[Given exercise]
Read the lines that follow and pick out every one containing the word "marker".
[start]
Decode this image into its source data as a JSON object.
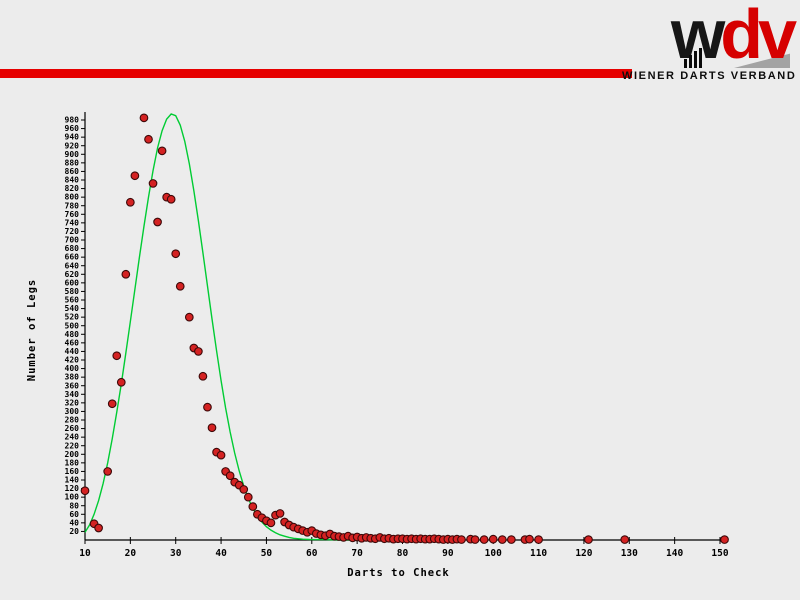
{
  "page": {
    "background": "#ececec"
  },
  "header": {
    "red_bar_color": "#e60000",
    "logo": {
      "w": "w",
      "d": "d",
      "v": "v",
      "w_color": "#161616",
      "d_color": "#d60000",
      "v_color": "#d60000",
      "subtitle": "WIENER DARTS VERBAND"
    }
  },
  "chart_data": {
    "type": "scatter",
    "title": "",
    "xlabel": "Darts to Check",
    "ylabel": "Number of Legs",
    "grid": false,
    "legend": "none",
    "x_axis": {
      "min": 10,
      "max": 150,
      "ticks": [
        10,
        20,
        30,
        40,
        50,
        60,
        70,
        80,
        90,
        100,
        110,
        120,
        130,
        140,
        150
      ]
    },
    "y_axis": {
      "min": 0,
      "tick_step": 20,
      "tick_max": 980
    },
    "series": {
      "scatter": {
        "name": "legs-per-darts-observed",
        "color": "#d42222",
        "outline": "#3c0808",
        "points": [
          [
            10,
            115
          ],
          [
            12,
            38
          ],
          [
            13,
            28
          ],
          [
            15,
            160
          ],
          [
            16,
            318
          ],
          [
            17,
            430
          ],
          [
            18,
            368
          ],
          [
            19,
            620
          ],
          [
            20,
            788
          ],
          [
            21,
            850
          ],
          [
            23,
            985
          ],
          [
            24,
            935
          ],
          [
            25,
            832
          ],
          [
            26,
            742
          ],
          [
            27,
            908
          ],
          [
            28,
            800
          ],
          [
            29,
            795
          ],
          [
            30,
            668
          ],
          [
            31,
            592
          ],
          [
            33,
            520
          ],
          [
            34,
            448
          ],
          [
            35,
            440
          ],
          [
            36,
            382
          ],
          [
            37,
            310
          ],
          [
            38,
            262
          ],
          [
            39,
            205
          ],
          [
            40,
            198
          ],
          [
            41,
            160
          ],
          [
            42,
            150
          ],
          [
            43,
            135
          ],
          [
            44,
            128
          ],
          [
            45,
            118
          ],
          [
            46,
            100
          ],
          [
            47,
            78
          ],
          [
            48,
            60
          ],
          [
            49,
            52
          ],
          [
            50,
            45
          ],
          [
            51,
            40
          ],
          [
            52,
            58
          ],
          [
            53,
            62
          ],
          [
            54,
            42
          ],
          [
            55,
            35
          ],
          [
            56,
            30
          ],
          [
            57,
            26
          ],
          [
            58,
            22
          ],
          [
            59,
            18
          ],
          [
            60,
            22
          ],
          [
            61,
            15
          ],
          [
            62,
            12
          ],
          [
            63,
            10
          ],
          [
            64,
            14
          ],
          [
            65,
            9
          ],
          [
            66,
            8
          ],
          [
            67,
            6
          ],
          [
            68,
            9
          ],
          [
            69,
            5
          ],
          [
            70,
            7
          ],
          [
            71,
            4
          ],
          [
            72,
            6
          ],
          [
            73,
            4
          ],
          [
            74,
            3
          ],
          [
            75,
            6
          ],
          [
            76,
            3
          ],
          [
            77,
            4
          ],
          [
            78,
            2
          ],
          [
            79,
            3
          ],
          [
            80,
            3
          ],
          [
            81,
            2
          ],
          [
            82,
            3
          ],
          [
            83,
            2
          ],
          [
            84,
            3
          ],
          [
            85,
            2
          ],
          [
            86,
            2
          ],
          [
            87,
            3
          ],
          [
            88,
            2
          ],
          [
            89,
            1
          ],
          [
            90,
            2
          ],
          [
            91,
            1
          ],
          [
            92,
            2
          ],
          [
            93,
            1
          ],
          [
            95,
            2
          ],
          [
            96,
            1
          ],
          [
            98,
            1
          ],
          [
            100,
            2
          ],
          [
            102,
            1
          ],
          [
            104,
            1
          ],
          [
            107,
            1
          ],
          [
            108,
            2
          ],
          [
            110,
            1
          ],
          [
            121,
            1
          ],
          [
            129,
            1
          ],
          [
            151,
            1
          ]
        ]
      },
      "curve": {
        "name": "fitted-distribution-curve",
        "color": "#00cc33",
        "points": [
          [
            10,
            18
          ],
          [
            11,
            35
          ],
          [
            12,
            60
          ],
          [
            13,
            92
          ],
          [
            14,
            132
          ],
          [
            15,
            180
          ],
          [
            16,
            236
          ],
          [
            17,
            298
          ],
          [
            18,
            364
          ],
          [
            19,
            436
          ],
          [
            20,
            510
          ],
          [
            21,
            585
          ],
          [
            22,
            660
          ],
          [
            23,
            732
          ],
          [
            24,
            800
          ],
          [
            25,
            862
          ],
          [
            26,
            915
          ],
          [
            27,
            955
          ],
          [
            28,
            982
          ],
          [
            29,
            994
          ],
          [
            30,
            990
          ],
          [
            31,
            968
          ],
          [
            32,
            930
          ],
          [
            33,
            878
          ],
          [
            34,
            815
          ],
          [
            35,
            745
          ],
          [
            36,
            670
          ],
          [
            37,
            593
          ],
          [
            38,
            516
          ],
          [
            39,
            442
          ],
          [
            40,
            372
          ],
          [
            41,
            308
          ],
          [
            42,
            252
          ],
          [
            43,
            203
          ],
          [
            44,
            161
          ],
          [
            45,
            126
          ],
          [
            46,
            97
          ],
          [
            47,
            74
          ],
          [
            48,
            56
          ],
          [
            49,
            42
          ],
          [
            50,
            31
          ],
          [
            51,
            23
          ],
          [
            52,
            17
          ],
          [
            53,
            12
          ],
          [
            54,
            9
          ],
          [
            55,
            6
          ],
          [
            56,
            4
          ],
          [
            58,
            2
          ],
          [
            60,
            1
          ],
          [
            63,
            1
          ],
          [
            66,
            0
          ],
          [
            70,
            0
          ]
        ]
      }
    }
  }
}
[end]
[start]
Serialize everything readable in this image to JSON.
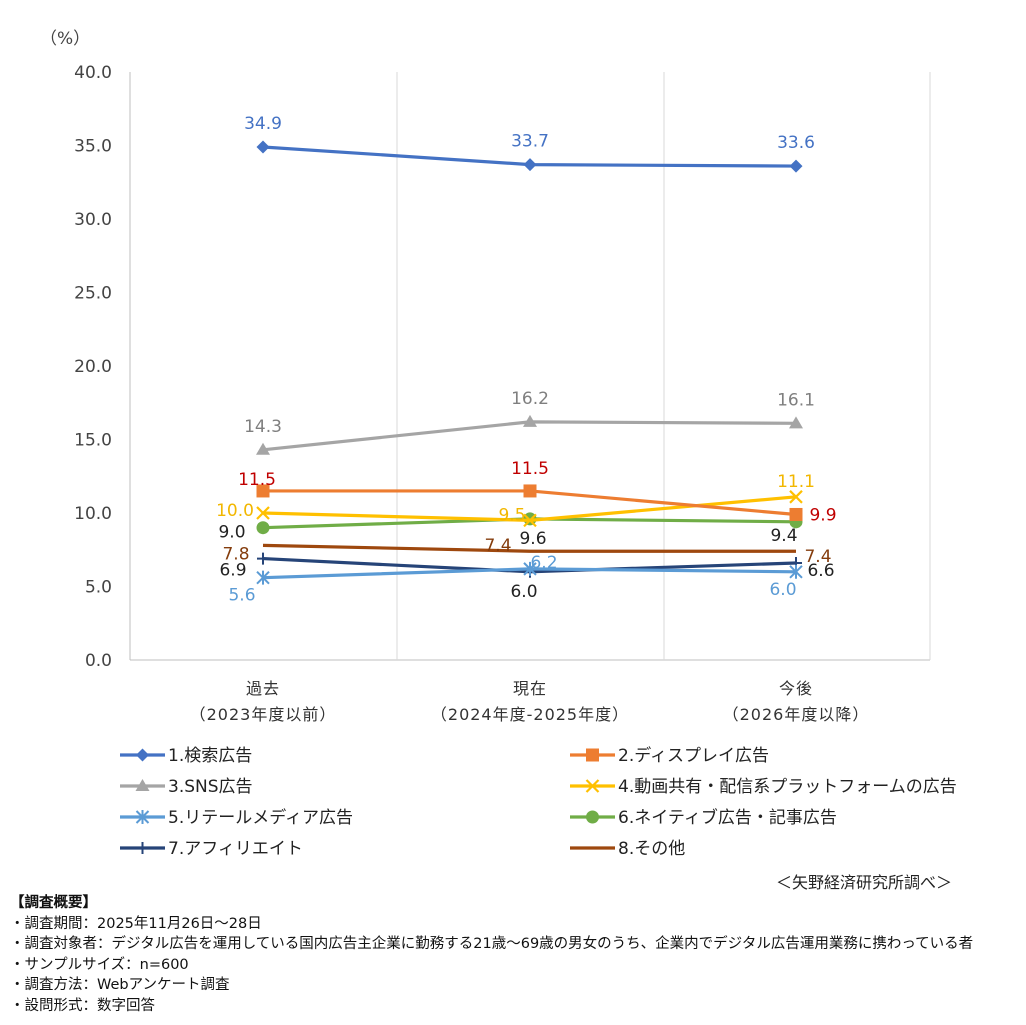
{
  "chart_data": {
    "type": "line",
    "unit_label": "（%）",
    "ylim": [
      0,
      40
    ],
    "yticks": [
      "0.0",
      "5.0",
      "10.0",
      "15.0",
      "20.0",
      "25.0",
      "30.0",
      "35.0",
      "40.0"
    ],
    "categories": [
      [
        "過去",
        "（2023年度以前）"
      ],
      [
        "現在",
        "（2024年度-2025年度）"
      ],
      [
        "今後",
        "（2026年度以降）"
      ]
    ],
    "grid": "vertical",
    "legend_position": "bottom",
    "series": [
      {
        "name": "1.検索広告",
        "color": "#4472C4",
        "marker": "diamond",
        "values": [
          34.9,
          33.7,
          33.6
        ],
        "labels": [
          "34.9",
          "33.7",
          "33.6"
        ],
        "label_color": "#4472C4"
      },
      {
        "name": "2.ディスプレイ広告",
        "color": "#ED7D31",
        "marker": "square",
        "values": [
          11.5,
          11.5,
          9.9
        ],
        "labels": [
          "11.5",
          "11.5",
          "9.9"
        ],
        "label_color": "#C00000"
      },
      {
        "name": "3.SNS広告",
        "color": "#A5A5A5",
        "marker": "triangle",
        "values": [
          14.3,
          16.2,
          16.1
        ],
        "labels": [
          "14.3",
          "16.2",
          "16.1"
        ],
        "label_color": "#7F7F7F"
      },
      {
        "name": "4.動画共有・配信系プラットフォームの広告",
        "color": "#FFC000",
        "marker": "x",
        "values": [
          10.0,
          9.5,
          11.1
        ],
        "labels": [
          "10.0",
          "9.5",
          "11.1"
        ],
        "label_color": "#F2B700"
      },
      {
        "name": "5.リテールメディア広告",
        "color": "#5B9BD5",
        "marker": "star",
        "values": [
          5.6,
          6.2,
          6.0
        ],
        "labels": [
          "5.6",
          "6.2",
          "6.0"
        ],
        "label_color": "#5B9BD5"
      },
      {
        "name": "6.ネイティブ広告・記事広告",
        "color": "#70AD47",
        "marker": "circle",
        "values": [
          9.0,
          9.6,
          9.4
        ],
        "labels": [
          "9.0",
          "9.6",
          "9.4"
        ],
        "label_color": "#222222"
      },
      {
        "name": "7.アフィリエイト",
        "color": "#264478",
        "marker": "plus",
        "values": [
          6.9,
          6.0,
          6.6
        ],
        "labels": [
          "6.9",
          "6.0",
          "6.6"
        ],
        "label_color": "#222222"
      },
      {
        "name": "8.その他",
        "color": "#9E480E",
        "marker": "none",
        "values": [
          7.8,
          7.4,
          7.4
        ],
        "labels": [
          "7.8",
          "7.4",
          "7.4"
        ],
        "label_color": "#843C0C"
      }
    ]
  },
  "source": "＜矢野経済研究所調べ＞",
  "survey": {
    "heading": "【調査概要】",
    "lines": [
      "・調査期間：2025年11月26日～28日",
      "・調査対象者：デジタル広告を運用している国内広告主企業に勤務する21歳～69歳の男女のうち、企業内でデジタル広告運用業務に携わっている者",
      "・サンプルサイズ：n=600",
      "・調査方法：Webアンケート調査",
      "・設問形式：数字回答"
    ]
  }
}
[end]
[Result below]
        "marker": "diamond",
        "marker": "square",
        "marker": "triangle",
        "marker": "x",
        "marker": "star",
        "marker": "circle",
        "marker": "plus",
        "marker": "none",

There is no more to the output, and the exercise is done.